Find the word "this" in the listing; pull out each line holding it.

Extracted data entries:
┄┄┄┄┄┄┄┄┄┄┄┄┄┄┄┄┄┄┄┄

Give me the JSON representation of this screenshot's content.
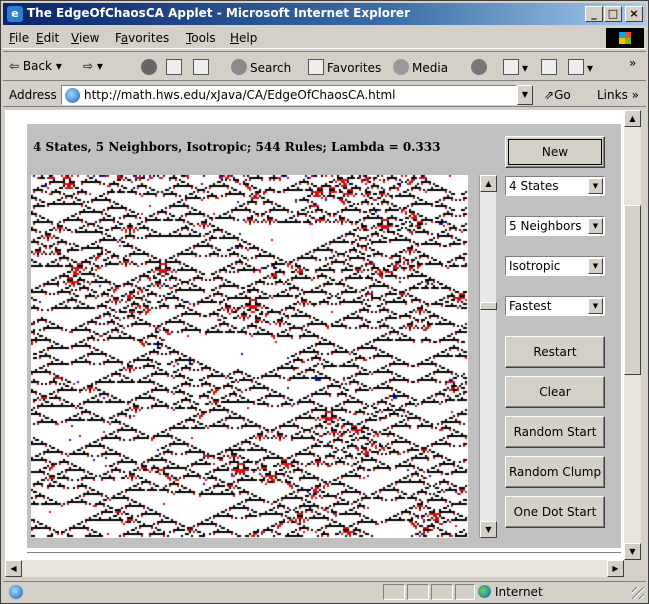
{
  "window": {
    "title": "The EdgeOfChaosCA Applet - Microsoft Internet Explorer",
    "controls": {
      "minimize": "_",
      "maximize": "□",
      "close": "×"
    }
  },
  "menu": {
    "items": [
      {
        "key": "F",
        "rest": "ile"
      },
      {
        "key": "E",
        "rest": "dit"
      },
      {
        "key": "V",
        "rest": "iew"
      },
      {
        "prefix": "F",
        "key": "a",
        "rest": "vorites"
      },
      {
        "key": "T",
        "rest": "ools"
      },
      {
        "key": "H",
        "rest": "elp"
      }
    ]
  },
  "toolbar": {
    "back": "⇦ Back ▾",
    "forward": "⇨ ▾",
    "search": "Search",
    "favorites": "Favorites",
    "media": "Media",
    "overflow": "»"
  },
  "address": {
    "label": "Address",
    "url": "http://math.hws.edu/xJava/CA/EdgeOfChaosCA.html",
    "go": "Go",
    "links": "Links »"
  },
  "applet": {
    "heading": "4 States, 5 Neighbors, Isotropic; 544 Rules; Lambda = 0.333",
    "buttons": {
      "new": "New",
      "restart": "Restart",
      "clear": "Clear",
      "random_start": "Random Start",
      "random_clump": "Random Clump",
      "one_dot_start": "One Dot Start"
    },
    "selects": {
      "states": "4 States",
      "neighbors": "5 Neighbors",
      "symmetry": "Isotropic",
      "speed": "Fastest"
    },
    "colors": {
      "background": "#ffffff",
      "state1": "#d01010",
      "state2": "#1010c8",
      "state3": "#000000"
    }
  },
  "status": {
    "zone": "Internet"
  }
}
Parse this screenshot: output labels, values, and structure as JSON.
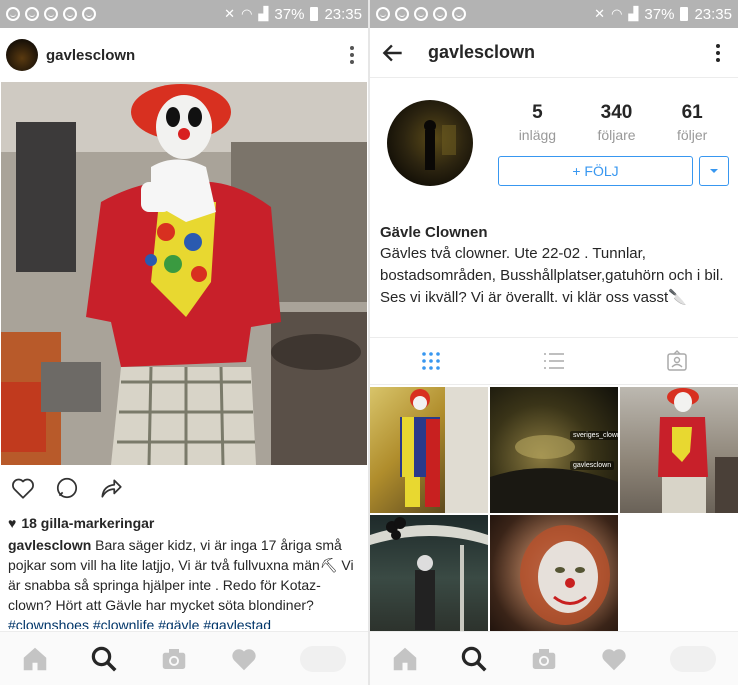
{
  "status_bar": {
    "battery": "37%",
    "time": "23:35"
  },
  "left_screen": {
    "username": "gavlesclown",
    "likes": "18 gilla-markeringar",
    "caption_user": "gavlesclown",
    "caption_text": "Bara säger kidz, vi är inga 17 åriga små pojkar som vill ha lite latjjo, Vi är två fullvuxna män⛏ Vi är snabba så springa hjälper inte . Redo för Kotaz-clown? Hört att Gävle har mycket söta blondiner?",
    "hashtags": "#clownshoes #clownlife #gävle #gavlestad"
  },
  "right_screen": {
    "username": "gavlesclown",
    "stats": [
      {
        "value": "5",
        "label": "inlägg"
      },
      {
        "value": "340",
        "label": "följare"
      },
      {
        "value": "61",
        "label": "följer"
      }
    ],
    "follow_label": "+ FÖLJ",
    "bio_name": "Gävle Clownen",
    "bio_text": "Gävles två clowner. Ute 22-02 . Tunnlar, bostadsområden, Busshållplatser,gatuhörn och i bil. Ses vi ikväll? Vi är överallt. vi klär oss vasst🔪",
    "grid_labels": {
      "thumb2_a": "sveriges_clowner",
      "thumb2_b": "gavlesclown"
    }
  },
  "colors": {
    "accent": "#3897f0",
    "statusbar": "#b3b3b3",
    "hashtag": "#003569"
  },
  "icons": [
    "heart-icon",
    "comment-icon",
    "share-icon",
    "home-icon",
    "search-icon",
    "camera-icon",
    "activity-heart-icon",
    "back-arrow-icon",
    "grid-view-icon",
    "list-view-icon",
    "tagged-icon",
    "chevron-down-icon"
  ]
}
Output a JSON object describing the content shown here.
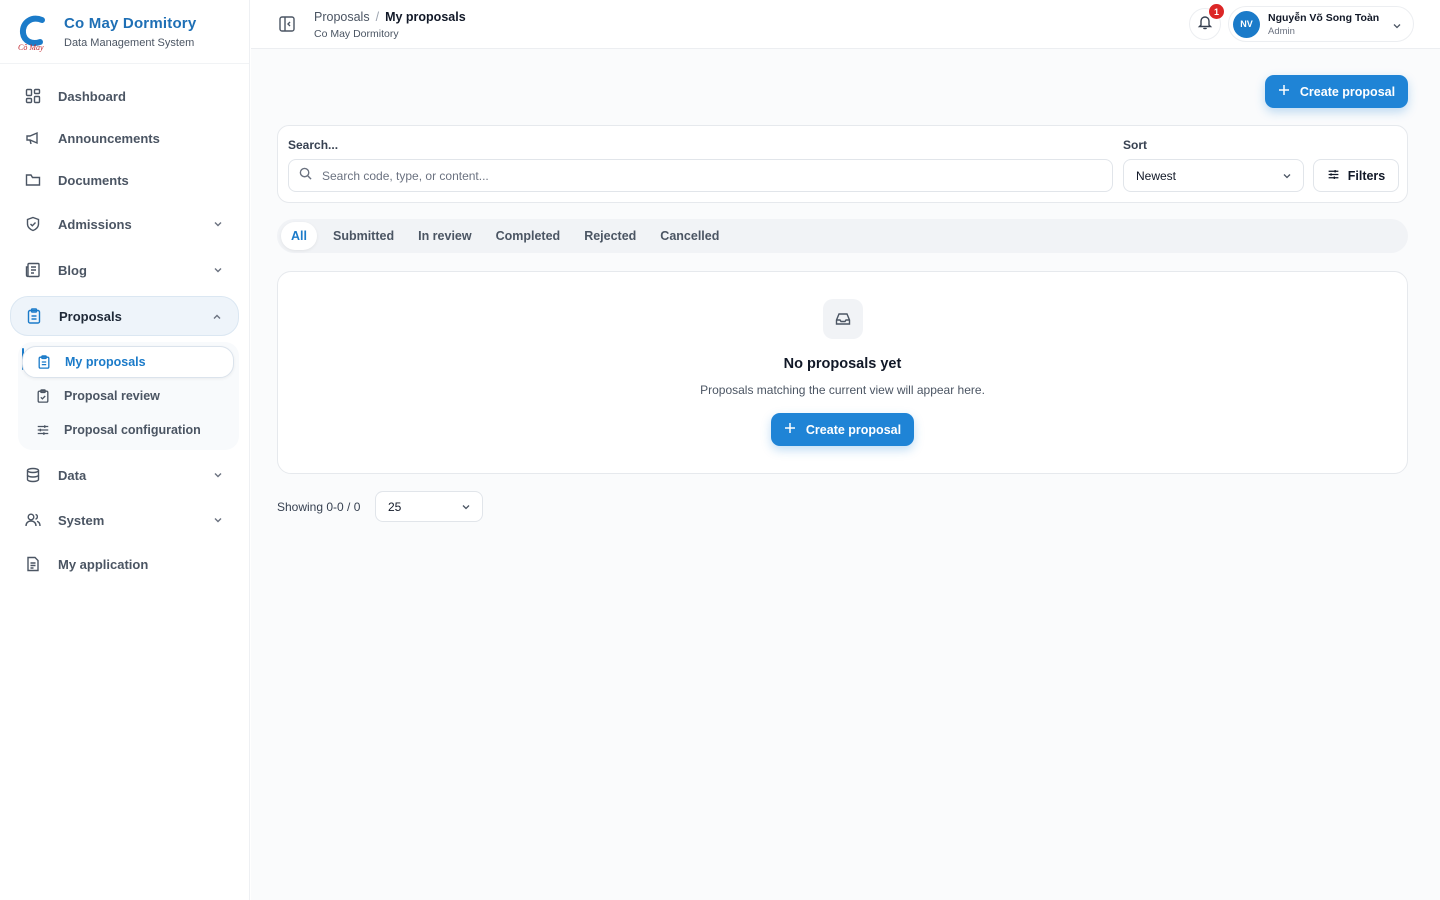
{
  "brand": {
    "name": "Co May Dormitory",
    "subtitle": "Data Management System"
  },
  "sidebar": {
    "items": [
      {
        "label": "Dashboard",
        "icon": "grid-icon"
      },
      {
        "label": "Announcements",
        "icon": "megaphone-icon"
      },
      {
        "label": "Documents",
        "icon": "folder-icon"
      },
      {
        "label": "Admissions",
        "icon": "shield-icon"
      },
      {
        "label": "Blog",
        "icon": "newspaper-icon"
      },
      {
        "label": "Proposals",
        "icon": "clipboard-icon"
      },
      {
        "label": "Data",
        "icon": "database-icon"
      },
      {
        "label": "System",
        "icon": "users-icon"
      },
      {
        "label": "My application",
        "icon": "file-icon"
      }
    ],
    "proposals_sub": [
      {
        "label": "My proposals",
        "icon": "clipboard-icon"
      },
      {
        "label": "Proposal review",
        "icon": "clipboard-check-icon"
      },
      {
        "label": "Proposal configuration",
        "icon": "sliders-icon"
      }
    ]
  },
  "header": {
    "crumb_parent": "Proposals",
    "crumb_sep": "/",
    "crumb_current": "My proposals",
    "crumb_sub": "Co May Dormitory",
    "notifications": "1",
    "user": {
      "initials": "NV",
      "name": "Nguyễn Võ Song Toàn",
      "role": "Admin"
    }
  },
  "toolbar": {
    "create_label": "Create proposal"
  },
  "search": {
    "label": "Search...",
    "placeholder": "Search code, type, or content...",
    "sort_label": "Sort",
    "sort_value": "Newest",
    "filters_label": "Filters"
  },
  "tabs": [
    "All",
    "Submitted",
    "In review",
    "Completed",
    "Rejected",
    "Cancelled"
  ],
  "empty": {
    "title": "No proposals yet",
    "description": "Proposals matching the current view will appear here.",
    "button_label": "Create proposal"
  },
  "pagination": {
    "showing": "Showing 0-0 / 0",
    "page_size": "25"
  },
  "colors": {
    "accent": "#1f84d6",
    "brand": "#1e6fb5",
    "badge": "#dc2626"
  }
}
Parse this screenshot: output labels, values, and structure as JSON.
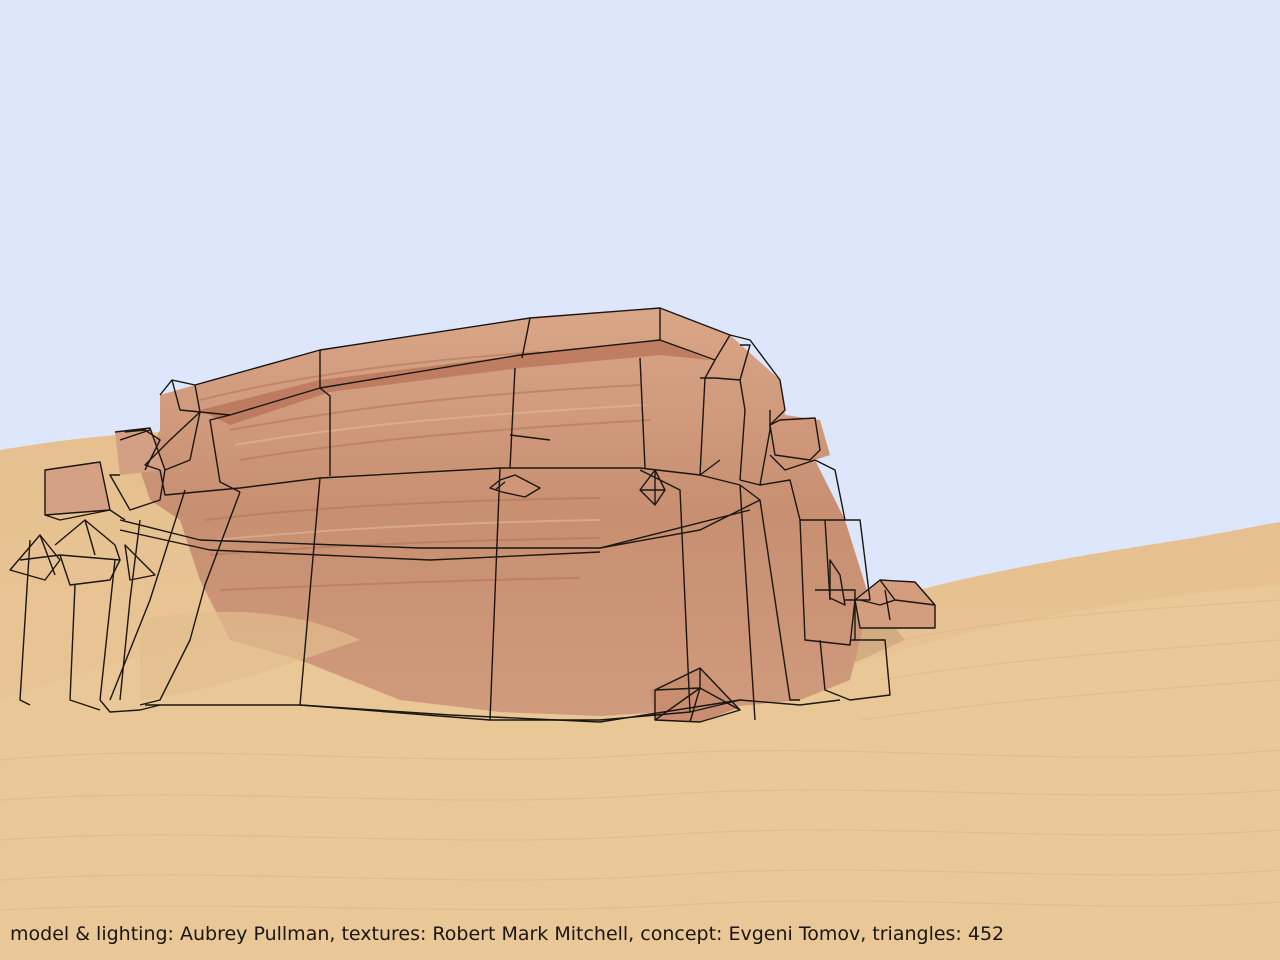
{
  "caption": "model & lighting: Aubrey Pullman, textures: Robert Mark Mitchell, concept: Evgeni Tomov, triangles: 452",
  "colors": {
    "sky": "#dde6fb",
    "sand": "#e8c596",
    "sand_shadow": "#d7ad7c",
    "rock_light": "#d7a384",
    "rock_mid": "#c78f70",
    "rock_band": "#b7795e",
    "wire": "#1a1612"
  }
}
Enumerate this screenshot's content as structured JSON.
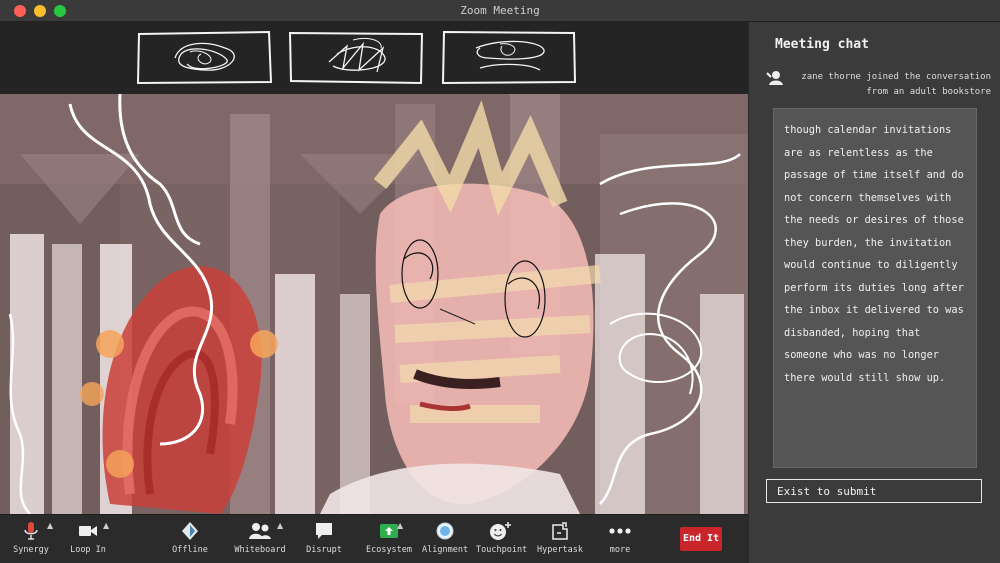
{
  "window": {
    "title": "Zoom Meeting"
  },
  "chat": {
    "header": "Meeting chat",
    "join_line1": "zane thorne  joined the conversation",
    "join_line2": "from an adult bookstore",
    "message": "though calendar invitations are as relentless as the passage of time itself and do not concern themselves with the needs or desires of those they burden, the invitation would continue to diligently perform its duties long after the inbox it delivered to was disbanded, hoping that someone who was no longer there would still show up.",
    "input_placeholder": "Exist to submit"
  },
  "toolbar": {
    "items": [
      {
        "label": "Synergy",
        "icon": "microphone-icon"
      },
      {
        "label": "Loop In",
        "icon": "video-camera-icon"
      },
      {
        "label": "Offline",
        "icon": "shield-icon"
      },
      {
        "label": "Whiteboard",
        "icon": "participants-icon"
      },
      {
        "label": "Disrupt",
        "icon": "chat-bubble-icon"
      },
      {
        "label": "Ecosystem",
        "icon": "share-screen-icon"
      },
      {
        "label": "Alignment",
        "icon": "record-icon"
      },
      {
        "label": "Touchpoint",
        "icon": "reactions-icon"
      },
      {
        "label": "Hypertask",
        "icon": "apps-icon"
      },
      {
        "label": "more",
        "icon": "more-icon"
      }
    ],
    "end_label": "End It"
  },
  "colors": {
    "end_button": "#c8262b",
    "share_green": "#2fae4f",
    "mic_red": "#e0463a"
  }
}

┄┄┄┄┄┄┄┄┄┄┄┄┄┄┄┄┄┄┄┄

• [Written answer]:
Give me the JSON representation of this screenshot's content.
Parse this screenshot: output labels, values, and structure as JSON.
Parse this screenshot: output labels, values, and structure as JSON.
Enumerate this screenshot's content as structured JSON.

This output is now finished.